§ **Tareas a realizar**:
**1.** Traduce al inglés esta oración del fragmento sobre la americanización de las costumbres: "En mi ciudad, cada día abre sus puertas un nuevo restaurante-basura."
**2.** Extrae literalmente del fragmento sobre la americanización de las costumbres el pasaje que comienza en "A este paso, los" y termina en "Monasterio de Guadalupe.".

§ **Fragmento del documento**:

######

Cómo cambian los tiempos, pues los hijos de aquella película sólo tuvieron en cuenta a los yanquis para protestar en contra del imperialismo norteño. América, sí -voceaban-, pero la de la Cuba del Ché y la guerrilla nicaragüense. A Mr. Marshall empezaron a crecerle los colmillos, cobrando aspecto del hombre del saco.

Pero el sueño americano nos cautiva, ¿quién puede negarlo? Nuestra vida es cada día más angloamericana: el argot del trabajo está poblado de terminología peliculera (basta revisar el mundo de los ordenadores), y nuestro vocabulario se desinfla a causa de los ricos diálogos del gran Stallone (oquey, yes, cenquiu, am sorry...). Sean sinceros, a la primera de cambio aparcamos los zapatos de piel y la ropa de gusto por los despersonalizados vaqueros y unas zapatillas de tenis que parecen calzado de astronauta, y nos dejamos arrastrar por ese túnel en el que no cuenta tanto la personalidad individual como la colectiva, el reino de las risas enlatadas de los seriales cómicos de TV.
¿Quién puso de moda ir por la ciudad conectado al radio casete (lo llaman walkman)? Si hasta los que defienden al viejo Fidel no resisten a la tentación de navegar por los atascos con los oídos encendidos en una balada de rock, y se saben mejor comprendidos por la provocadora Madona que por las recetas de un comunista. En el fondo, si los niños gobernaran España prohibirían a Cervantes en favor de la chica más insinuante de la última de dibujos de Walt Disney, y no se daría en clase de literatura otra lección que el análisis de las canciones de Prince. Imagínense, el Auditorio Nacional convertido en un macro-karaoke con números tan horteras como el dueto de Queen con la diva Caballé. En el fondo, es lo mismo que si mezclamos el chicle con el más delicado de los manjares: una lección de mal gusto.

A este paso, los novios bailarán el día de su boda el Macarena norteamericanizado en vez del consabido vals o nuestros pasodobles, y desecharán la tradicional corbata del chaqué por un lazo rosa lleno de cabriolas y almidonados. Es uno de los déficits con los que despedimos el siglo: el fin de las distancias a sajado nuestras raíces y hoy un adolescente extremeño se siente más cerca de casa cuando escucha el indescifrable cacareo de Michael Jackson, que de visita por el Monasterio de Guadalupe.

En mi ciudad, cada día abre sus puertas un nuevo restaurante-basura. Por precios no tan baratos, a juzgar después del ardor de estómago de la sobremesa, unos camareros simpatiquísimos ataviados con gorras de béisbol y dispuestos a cantar el Happy Birthday a la primera oportunidad, sirven kilos y kilos de hamburguesas, pizzas acartonadas, costillas rebosantes de grasa, pimienta y caramelo, pollo frito, patatas de congelador, nachos y otras involuciones de la gastronomía chicana: mazorcas de maíz con mantequilla, aros de cebolla rebozados en aceite y copas de helado con hasta veinte bolas de distintos sabores salpicadas con pastillas de chocolate, jugo de frambuesa, edulcorantes, antioxidantes, antiulcerantes, lubricantes... ¡Socorro!

######

§ **Datos del ejercicio**:
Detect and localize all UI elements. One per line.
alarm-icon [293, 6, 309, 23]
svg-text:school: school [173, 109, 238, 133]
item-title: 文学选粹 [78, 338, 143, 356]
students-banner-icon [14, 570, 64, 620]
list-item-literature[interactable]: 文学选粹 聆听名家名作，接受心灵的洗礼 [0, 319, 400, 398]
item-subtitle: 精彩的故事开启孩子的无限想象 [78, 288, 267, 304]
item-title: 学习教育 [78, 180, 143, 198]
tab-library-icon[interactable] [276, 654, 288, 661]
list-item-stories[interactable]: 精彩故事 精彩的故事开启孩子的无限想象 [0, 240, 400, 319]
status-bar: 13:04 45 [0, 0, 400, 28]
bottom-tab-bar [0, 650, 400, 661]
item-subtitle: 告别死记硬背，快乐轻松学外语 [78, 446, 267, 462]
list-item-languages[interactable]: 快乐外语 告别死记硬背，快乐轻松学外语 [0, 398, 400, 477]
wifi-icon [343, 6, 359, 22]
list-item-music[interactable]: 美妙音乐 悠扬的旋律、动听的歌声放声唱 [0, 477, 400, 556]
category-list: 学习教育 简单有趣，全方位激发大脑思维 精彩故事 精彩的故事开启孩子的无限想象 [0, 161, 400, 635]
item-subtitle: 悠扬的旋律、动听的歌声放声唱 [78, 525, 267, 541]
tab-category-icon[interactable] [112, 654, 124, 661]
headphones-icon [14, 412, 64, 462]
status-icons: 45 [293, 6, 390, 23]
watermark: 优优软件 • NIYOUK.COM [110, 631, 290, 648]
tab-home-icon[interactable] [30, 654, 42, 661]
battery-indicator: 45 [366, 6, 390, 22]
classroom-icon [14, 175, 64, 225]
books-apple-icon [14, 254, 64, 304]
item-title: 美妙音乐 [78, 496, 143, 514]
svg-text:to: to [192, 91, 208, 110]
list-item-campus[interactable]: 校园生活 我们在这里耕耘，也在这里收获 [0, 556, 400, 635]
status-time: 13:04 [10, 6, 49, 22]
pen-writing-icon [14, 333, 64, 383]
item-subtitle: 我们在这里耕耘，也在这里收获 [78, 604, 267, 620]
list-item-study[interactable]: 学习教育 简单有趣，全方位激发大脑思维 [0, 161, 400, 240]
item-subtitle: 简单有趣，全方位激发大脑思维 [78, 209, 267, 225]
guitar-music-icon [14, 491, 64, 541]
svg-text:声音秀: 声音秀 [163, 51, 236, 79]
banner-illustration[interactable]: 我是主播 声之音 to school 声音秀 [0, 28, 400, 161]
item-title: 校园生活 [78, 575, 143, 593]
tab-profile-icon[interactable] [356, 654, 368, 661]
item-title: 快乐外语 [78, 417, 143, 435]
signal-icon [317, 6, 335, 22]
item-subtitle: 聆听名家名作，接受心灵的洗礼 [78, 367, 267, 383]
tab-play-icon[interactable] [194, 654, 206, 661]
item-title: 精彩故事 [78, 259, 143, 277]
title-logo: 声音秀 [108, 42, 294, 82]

######

§ **Respuestas por tarea**:
**1.** In my city, a new junk-food restaurant opens its doors every day.

**2.**
A este paso, los novios bailarán el día de su boda el Macarena norteamericanizado en vez del consabido vals o nuestros pasodobles, y desecharán la tradicional corbata del chaqué por un lazo rosa lleno de cabriolas y almidonados. Es uno de los déficits con los que despedimos el siglo: el fin de las distancias a sajado nuestras raíces y hoy un adolescente extremeño se siente más cerca de casa cuando escucha el indescifrable cacareo de Michael Jackson, que de visita por el Monasterio de Guadalupe.